EXERCISE BRIEF: Restate every entry word for word.

<<<<

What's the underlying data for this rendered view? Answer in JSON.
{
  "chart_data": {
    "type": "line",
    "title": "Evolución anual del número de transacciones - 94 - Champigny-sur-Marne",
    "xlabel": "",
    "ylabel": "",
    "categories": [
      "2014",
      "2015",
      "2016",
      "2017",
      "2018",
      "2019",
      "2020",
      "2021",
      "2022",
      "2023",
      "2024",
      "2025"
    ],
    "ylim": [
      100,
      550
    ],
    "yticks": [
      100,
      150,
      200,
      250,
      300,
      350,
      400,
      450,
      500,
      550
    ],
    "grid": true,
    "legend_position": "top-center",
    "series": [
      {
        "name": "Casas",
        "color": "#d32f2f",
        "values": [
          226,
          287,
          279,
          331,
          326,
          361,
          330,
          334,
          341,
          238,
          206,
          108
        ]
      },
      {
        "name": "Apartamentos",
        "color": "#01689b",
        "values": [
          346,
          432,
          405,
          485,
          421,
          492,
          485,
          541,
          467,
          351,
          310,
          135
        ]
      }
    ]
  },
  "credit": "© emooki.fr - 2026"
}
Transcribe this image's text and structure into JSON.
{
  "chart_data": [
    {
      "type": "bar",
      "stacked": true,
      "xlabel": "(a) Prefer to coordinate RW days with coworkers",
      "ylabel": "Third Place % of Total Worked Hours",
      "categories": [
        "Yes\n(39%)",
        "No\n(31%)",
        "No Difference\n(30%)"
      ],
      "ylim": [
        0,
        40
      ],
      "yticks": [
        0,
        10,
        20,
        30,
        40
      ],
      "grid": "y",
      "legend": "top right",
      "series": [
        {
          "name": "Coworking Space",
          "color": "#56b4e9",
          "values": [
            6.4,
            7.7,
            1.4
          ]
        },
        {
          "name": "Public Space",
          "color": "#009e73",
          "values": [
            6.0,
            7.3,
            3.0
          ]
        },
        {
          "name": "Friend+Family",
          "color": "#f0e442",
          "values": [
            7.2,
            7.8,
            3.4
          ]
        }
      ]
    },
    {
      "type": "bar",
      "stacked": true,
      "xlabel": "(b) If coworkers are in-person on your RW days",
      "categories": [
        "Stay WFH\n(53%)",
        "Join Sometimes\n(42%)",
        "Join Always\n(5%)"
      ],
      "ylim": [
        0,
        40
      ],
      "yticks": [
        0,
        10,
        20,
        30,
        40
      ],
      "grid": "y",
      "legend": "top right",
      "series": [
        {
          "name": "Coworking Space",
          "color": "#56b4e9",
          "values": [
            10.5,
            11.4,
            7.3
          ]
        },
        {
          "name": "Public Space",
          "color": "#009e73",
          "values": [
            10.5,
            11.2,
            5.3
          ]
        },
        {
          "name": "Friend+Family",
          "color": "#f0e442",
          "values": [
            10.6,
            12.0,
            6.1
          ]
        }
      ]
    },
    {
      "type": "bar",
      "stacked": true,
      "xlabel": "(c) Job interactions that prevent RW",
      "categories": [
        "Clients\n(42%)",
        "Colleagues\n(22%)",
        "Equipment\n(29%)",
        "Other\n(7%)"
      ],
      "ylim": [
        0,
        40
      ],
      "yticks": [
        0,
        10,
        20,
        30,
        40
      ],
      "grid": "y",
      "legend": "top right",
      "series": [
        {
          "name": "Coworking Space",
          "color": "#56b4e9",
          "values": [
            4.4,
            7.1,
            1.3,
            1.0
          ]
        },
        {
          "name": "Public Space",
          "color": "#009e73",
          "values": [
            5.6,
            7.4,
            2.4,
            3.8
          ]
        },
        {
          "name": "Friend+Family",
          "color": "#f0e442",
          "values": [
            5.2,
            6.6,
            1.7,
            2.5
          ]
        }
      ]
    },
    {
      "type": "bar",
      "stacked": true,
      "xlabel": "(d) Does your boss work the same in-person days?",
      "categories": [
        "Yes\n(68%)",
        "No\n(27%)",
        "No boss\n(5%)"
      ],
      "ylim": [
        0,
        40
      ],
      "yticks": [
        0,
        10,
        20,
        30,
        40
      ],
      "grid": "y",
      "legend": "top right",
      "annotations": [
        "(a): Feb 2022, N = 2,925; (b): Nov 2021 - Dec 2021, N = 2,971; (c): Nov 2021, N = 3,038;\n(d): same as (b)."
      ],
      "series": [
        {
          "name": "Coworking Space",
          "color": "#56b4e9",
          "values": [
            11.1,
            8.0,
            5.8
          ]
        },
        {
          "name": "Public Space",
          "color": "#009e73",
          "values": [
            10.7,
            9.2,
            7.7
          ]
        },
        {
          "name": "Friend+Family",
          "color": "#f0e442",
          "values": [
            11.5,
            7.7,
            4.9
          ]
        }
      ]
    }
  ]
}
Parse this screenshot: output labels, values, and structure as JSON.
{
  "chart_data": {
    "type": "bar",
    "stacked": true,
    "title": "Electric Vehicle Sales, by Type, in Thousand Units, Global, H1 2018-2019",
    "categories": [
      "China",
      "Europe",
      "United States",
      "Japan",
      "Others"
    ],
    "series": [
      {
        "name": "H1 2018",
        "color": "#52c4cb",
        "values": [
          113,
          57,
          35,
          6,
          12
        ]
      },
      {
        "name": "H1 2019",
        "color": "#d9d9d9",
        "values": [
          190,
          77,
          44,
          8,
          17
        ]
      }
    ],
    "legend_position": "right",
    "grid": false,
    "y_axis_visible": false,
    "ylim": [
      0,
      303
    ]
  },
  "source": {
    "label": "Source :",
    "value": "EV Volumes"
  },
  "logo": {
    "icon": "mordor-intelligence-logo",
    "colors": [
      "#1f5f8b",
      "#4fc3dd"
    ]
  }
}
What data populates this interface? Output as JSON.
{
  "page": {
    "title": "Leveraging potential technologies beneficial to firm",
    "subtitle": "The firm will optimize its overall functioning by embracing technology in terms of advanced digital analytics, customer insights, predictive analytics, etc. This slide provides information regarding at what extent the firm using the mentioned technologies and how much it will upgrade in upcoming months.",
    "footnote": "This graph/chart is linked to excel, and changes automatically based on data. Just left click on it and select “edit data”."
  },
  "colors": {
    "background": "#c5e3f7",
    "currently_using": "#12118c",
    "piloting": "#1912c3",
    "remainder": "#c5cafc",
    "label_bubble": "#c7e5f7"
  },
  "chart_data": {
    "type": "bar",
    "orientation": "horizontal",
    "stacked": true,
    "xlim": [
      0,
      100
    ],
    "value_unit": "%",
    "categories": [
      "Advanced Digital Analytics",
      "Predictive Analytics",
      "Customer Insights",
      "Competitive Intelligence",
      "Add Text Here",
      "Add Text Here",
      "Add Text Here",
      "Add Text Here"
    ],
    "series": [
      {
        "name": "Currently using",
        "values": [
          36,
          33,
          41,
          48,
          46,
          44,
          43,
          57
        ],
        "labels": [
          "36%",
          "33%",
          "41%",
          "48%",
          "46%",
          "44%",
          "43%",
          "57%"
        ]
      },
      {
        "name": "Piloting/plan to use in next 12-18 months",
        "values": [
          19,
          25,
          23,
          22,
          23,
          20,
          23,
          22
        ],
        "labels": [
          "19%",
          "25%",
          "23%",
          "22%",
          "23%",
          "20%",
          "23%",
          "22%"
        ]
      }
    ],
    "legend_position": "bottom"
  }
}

>>>>

ANSWER FOR THIS EXERCISE:
What's the underlying data for this rendered view? Answer in JSON.
{
  "chart_data": {
    "type": "line",
    "title": "Evolución anual del número de transacciones - 94 - Champigny-sur-Marne",
    "xlabel": "",
    "ylabel": "",
    "categories": [
      "2014",
      "2015",
      "2016",
      "2017",
      "2018",
      "2019",
      "2020",
      "2021",
      "2022",
      "2023",
      "2024",
      "2025"
    ],
    "ylim": [
      100,
      550
    ],
    "yticks": [
      100,
      150,
      200,
      250,
      300,
      350,
      400,
      450,
      500,
      550
    ],
    "grid": true,
    "legend_position": "top-center",
    "series": [
      {
        "name": "Casas",
        "color": "#d32f2f",
        "values": [
          226,
          287,
          279,
          331,
          326,
          361,
          330,
          334,
          341,
          238,
          206,
          108
        ]
      },
      {
        "name": "Apartamentos",
        "color": "#01689b",
        "values": [
          346,
          432,
          405,
          485,
          421,
          492,
          485,
          541,
          467,
          351,
          310,
          135
        ]
      }
    ]
  },
  "credit": "© emooki.fr - 2026"
}
Transcribe this image's text and structure into JSON.
{
  "chart_data": [
    {
      "type": "bar",
      "stacked": true,
      "xlabel": "(a) Prefer to coordinate RW days with coworkers",
      "ylabel": "Third Place % of Total Worked Hours",
      "categories": [
        "Yes\n(39%)",
        "No\n(31%)",
        "No Difference\n(30%)"
      ],
      "ylim": [
        0,
        40
      ],
      "yticks": [
        0,
        10,
        20,
        30,
        40
      ],
      "grid": "y",
      "legend": "top right",
      "series": [
        {
          "name": "Coworking Space",
          "color": "#56b4e9",
          "values": [
            6.4,
            7.7,
            1.4
          ]
        },
        {
          "name": "Public Space",
          "color": "#009e73",
          "values": [
            6.0,
            7.3,
            3.0
          ]
        },
        {
          "name": "Friend+Family",
          "color": "#f0e442",
          "values": [
            7.2,
            7.8,
            3.4
          ]
        }
      ]
    },
    {
      "type": "bar",
      "stacked": true,
      "xlabel": "(b) If coworkers are in-person on your RW days",
      "categories": [
        "Stay WFH\n(53%)",
        "Join Sometimes\n(42%)",
        "Join Always\n(5%)"
      ],
      "ylim": [
        0,
        40
      ],
      "yticks": [
        0,
        10,
        20,
        30,
        40
      ],
      "grid": "y",
      "legend": "top right",
      "series": [
        {
          "name": "Coworking Space",
          "color": "#56b4e9",
          "values": [
            10.5,
            11.4,
            7.3
          ]
        },
        {
          "name": "Public Space",
          "color": "#009e73",
          "values": [
            10.5,
            11.2,
            5.3
          ]
        },
        {
          "name": "Friend+Family",
          "color": "#f0e442",
          "values": [
            10.6,
            12.0,
            6.1
          ]
        }
      ]
    },
    {
      "type": "bar",
      "stacked": true,
      "xlabel": "(c) Job interactions that prevent RW",
      "categories": [
        "Clients\n(42%)",
        "Colleagues\n(22%)",
        "Equipment\n(29%)",
        "Other\n(7%)"
      ],
      "ylim": [
        0,
        40
      ],
      "yticks": [
        0,
        10,
        20,
        30,
        40
      ],
      "grid": "y",
      "legend": "top right",
      "series": [
        {
          "name": "Coworking Space",
          "color": "#56b4e9",
          "values": [
            4.4,
            7.1,
            1.3,
            1.0
          ]
        },
        {
          "name": "Public Space",
          "color": "#009e73",
          "values": [
            5.6,
            7.4,
            2.4,
            3.8
          ]
        },
        {
          "name": "Friend+Family",
          "color": "#f0e442",
          "values": [
            5.2,
            6.6,
            1.7,
            2.5
          ]
        }
      ]
    },
    {
      "type": "bar",
      "stacked": true,
      "xlabel": "(d) Does your boss work the same in-person days?",
      "categories": [
        "Yes\n(68%)",
        "No\n(27%)",
        "No boss\n(5%)"
      ],
      "ylim": [
        0,
        40
      ],
      "yticks": [
        0,
        10,
        20,
        30,
        40
      ],
      "grid": "y",
      "legend": "top right",
      "annotations": [
        "(a): Feb 2022, N = 2,925; (b): Nov 2021 - Dec 2021, N = 2,971; (c): Nov 2021, N = 3,038;\n(d): same as (b)."
      ],
      "series": [
        {
          "name": "Coworking Space",
          "color": "#56b4e9",
          "values": [
            11.1,
            8.0,
            5.8
          ]
        },
        {
          "name": "Public Space",
          "color": "#009e73",
          "values": [
            10.7,
            9.2,
            7.7
          ]
        },
        {
          "name": "Friend+Family",
          "color": "#f0e442",
          "values": [
            11.5,
            7.7,
            4.9
          ]
        }
      ]
    }
  ]
}
Parse this screenshot: output labels, values, and structure as JSON.
{
  "chart_data": {
    "type": "bar",
    "stacked": true,
    "title": "Electric Vehicle Sales, by Type, in Thousand Units, Global, H1 2018-2019",
    "categories": [
      "China",
      "Europe",
      "United States",
      "Japan",
      "Others"
    ],
    "series": [
      {
        "name": "H1 2018",
        "color": "#52c4cb",
        "values": [
          113,
          57,
          35,
          6,
          12
        ]
      },
      {
        "name": "H1 2019",
        "color": "#d9d9d9",
        "values": [
          190,
          77,
          44,
          8,
          17
        ]
      }
    ],
    "legend_position": "right",
    "grid": false,
    "y_axis_visible": false,
    "ylim": [
      0,
      303
    ]
  },
  "source": {
    "label": "Source :",
    "value": "EV Volumes"
  },
  "logo": {
    "icon": "mordor-intelligence-logo",
    "colors": [
      "#1f5f8b",
      "#4fc3dd"
    ]
  }
}
What data populates this interface? Output as JSON.
{
  "page": {
    "title": "Leveraging potential technologies beneficial to firm",
    "subtitle": "The firm will optimize its overall functioning by embracing technology in terms of advanced digital analytics, customer insights, predictive analytics, etc. This slide provides information regarding at what extent the firm using the mentioned technologies and how much it will upgrade in upcoming months.",
    "footnote": "This graph/chart is linked to excel, and changes automatically based on data. Just left click on it and select “edit data”."
  },
  "colors": {
    "background": "#c5e3f7",
    "currently_using": "#12118c",
    "piloting": "#1912c3",
    "remainder": "#c5cafc",
    "label_bubble": "#c7e5f7"
  },
  "chart_data": {
    "type": "bar",
    "orientation": "horizontal",
    "stacked": true,
    "xlim": [
      0,
      100
    ],
    "value_unit": "%",
    "categories": [
      "Advanced Digital Analytics",
      "Predictive Analytics",
      "Customer Insights",
      "Competitive Intelligence",
      "Add Text Here",
      "Add Text Here",
      "Add Text Here",
      "Add Text Here"
    ],
    "series": [
      {
        "name": "Currently using",
        "values": [
          36,
          33,
          41,
          48,
          46,
          44,
          43,
          57
        ],
        "labels": [
          "36%",
          "33%",
          "41%",
          "48%",
          "46%",
          "44%",
          "43%",
          "57%"
        ]
      },
      {
        "name": "Piloting/plan to use in next 12-18 months",
        "values": [
          19,
          25,
          23,
          22,
          23,
          20,
          23,
          22
        ],
        "labels": [
          "19%",
          "25%",
          "23%",
          "22%",
          "23%",
          "20%",
          "23%",
          "22%"
        ]
      }
    ],
    "legend_position": "bottom"
  }
}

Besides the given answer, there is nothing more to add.